[GOAL] Your task is to repeat all of the material exactly.

========================================================================

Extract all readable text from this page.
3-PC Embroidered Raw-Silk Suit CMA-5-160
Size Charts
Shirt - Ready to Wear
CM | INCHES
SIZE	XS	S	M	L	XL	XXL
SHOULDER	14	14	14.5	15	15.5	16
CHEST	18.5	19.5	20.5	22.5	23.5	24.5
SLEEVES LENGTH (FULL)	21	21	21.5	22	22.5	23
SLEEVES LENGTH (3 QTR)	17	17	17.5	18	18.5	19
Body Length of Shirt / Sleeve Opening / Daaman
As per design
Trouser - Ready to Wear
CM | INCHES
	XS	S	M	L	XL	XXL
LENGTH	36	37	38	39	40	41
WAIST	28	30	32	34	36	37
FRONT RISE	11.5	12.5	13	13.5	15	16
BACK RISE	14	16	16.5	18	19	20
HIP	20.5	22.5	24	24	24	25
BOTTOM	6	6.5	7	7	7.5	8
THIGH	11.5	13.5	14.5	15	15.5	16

========================================================================

[RESPONSE TO THE TASK]
Extract all readable text from this page.
3-PC Embroidered Raw-Silk Suit CMA-5-160
Size Charts
Shirt - Ready to Wear
CM | INCHES
SIZE	XS	S	M	L	XL	XXL
SHOULDER	14	14	14.5	15	15.5	16
CHEST	18.5	19.5	20.5	22.5	23.5	24.5
SLEEVES LENGTH (FULL)	21	21	21.5	22	22.5	23
SLEEVES LENGTH (3 QTR)	17	17	17.5	18	18.5	19
Body Length of Shirt / Sleeve Opening / Daaman
As per design
Trouser - Ready to Wear
CM | INCHES
	XS	S	M	L	XL	XXL
LENGTH	36	37	38	39	40	41
WAIST	28	30	32	34	36	37
FRONT RISE	11.5	12.5	13	13.5	15	16
BACK RISE	14	16	16.5	18	19	20
HIP	20.5	22.5	24	24	24	25
BOTTOM	6	6.5	7	7	7.5	8
THIGH	11.5	13.5	14.5	15	15.5	16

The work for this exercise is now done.